▶ Tasks for this exercise
a. Below are the drunken yoga text and then the lines. Decide whether each statement agrees with the text, answering yes or no and quoting the deciding words: (i) the classes start August first at the Los Gatos studio; (ii) there are no limits on hard alcohol in the classes; (iii) Austin asked his question while stretching at the bar.
b. The drunken yoga text comes first below, followed by the lines. Summarize the text in two sentences.

▶ Text provided
Segment Open

"Why can't I be this flexible when I'm sober," asked Austin while stretching at the bar during one of our wiener Wednesday sessions. His statement got the gears within my pea sized brain turning.
The average male lacks both the body contorting ability and monk like attention span needed to survive a full yoga class. It just is not part of our genetic makeup. But what if there was some way to loosen those muscles and relax the mind, making that downward facing dog pose not such an uncomfortable chore. Here at The Clog we feel the solution to this problem, and most other day to day issues, is beer. And thus drunken yoga was born. Classes will begin August first at our Los Gatos studio. The bring your own beer policy will be enforced, along with limitations on hard alcohol consumption.
In addition to helping students loosen up mentally and physically, booze may also contribute to casual hookups between males and females within the class. We have all been enamored of that limber goddess at the other end of the yoga studio. The one you'd love so badly to ask out for a beer, or even settle for a wheat grass shot, just to have the chance to sit down and chat with her. But after she rolls up her mat and lets down her hair, you simply watch as her perfectly toned yoga buttocks struts off into the distance. Well friends, those days are over. Drunk yoga is about to change both the fitness and dating world forever. Just make sure you do not throw up mid child's pose.

Segment Closed

▶ Recorded data
Segment Open

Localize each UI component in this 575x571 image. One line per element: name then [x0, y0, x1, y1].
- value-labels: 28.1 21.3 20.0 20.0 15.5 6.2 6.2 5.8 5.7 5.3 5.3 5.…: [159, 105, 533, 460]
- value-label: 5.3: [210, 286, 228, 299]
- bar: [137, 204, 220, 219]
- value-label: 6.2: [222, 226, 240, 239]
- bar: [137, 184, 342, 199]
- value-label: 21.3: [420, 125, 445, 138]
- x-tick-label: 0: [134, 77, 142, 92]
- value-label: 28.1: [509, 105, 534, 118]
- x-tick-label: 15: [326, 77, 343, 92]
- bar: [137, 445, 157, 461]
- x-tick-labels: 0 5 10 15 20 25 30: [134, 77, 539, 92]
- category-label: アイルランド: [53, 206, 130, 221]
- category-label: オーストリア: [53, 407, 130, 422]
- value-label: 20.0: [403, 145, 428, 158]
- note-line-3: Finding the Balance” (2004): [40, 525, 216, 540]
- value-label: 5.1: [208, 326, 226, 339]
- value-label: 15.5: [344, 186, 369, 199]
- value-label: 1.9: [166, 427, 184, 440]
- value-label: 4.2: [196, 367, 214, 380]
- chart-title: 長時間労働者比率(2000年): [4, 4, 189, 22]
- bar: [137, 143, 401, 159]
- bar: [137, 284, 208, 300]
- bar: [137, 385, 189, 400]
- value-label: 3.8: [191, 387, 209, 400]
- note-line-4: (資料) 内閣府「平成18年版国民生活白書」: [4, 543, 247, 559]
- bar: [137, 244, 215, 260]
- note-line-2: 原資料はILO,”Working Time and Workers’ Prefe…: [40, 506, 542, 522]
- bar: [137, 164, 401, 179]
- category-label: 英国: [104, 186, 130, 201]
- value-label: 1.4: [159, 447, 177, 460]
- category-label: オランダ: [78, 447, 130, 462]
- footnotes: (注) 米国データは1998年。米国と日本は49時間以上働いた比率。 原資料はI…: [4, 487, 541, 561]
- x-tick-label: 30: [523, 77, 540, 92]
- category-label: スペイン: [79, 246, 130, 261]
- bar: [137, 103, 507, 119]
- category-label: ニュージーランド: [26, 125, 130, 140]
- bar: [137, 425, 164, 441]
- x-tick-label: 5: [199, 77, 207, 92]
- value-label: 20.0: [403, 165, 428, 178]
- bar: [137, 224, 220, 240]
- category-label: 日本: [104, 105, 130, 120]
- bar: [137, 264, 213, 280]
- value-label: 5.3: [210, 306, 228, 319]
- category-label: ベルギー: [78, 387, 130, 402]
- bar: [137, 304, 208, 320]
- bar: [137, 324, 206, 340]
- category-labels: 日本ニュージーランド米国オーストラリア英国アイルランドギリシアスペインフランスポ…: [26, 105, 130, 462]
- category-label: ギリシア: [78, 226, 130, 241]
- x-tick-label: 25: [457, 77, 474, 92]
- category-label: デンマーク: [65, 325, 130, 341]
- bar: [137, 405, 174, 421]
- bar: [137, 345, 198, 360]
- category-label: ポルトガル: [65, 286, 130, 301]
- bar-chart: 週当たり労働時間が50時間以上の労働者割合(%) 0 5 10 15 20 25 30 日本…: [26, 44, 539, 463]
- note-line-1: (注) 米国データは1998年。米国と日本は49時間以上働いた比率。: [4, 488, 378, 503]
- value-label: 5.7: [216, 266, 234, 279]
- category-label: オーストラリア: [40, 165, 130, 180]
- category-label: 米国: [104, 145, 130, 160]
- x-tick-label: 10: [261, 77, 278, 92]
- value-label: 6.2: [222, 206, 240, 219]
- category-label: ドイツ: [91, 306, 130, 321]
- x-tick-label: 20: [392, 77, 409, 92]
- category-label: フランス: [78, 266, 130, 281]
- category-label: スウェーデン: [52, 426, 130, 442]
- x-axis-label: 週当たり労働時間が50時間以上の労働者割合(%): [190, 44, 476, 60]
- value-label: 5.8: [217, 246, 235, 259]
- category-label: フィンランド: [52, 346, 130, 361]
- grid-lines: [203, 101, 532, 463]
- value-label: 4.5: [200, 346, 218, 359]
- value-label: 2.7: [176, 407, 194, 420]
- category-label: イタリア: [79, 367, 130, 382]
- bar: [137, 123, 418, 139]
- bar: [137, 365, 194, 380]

Segment Closed

▶ Written responses
a.
(i) Yes: "Classes will begin August first at our Los Gatos studio."
(ii) No: "The bring your own beer policy will be enforced, along with limitations on hard alcohol consumption."
(iii) Yes: "asked Austin while stretching at the bar during one of our wiener Wednesday sessions"

b. The Clog claims that beer can loosen the muscles and relax the mind of the average male who struggles with yoga, so it is starting drunken yoga classes on August first at its Los Gatos studio, with a bring-your-own-beer policy and limits on hard alcohol. It adds that the alcohol may also lead to casual hookups in class, saying drunk yoga will change both the fitness and dating world forever.